--- start ---
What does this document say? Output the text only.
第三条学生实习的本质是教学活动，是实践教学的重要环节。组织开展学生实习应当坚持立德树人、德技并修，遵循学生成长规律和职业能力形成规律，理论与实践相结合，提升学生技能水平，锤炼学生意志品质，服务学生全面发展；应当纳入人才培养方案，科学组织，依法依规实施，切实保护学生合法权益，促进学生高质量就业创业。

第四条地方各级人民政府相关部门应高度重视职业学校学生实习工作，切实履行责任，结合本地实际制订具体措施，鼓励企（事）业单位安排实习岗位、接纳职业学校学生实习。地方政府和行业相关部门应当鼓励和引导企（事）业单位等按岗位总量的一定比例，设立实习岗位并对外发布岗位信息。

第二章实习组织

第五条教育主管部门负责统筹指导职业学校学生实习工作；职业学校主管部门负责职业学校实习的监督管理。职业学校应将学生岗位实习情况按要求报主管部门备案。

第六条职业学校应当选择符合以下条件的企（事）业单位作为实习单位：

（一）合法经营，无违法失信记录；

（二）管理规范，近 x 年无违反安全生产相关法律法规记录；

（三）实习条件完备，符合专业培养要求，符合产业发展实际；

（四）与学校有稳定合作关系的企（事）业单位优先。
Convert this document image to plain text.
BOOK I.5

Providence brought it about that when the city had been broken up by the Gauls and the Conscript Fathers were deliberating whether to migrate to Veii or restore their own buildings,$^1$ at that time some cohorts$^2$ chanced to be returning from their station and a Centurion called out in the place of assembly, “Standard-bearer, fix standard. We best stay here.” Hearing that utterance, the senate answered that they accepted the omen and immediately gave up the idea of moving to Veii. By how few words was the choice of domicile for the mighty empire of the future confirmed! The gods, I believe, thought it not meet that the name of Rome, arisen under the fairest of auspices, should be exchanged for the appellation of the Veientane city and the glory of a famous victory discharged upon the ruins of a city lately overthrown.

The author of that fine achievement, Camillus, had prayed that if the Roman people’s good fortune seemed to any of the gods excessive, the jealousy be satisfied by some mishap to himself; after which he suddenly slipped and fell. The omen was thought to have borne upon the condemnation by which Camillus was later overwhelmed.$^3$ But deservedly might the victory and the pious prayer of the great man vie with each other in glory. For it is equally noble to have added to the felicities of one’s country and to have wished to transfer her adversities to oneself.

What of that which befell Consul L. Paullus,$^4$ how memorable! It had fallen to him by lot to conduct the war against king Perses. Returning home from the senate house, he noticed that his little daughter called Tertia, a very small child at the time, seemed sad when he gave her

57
--- end ---
TASK - Output a single number: how many lines contain the word "document".

EXERCISE SOLUTION - 2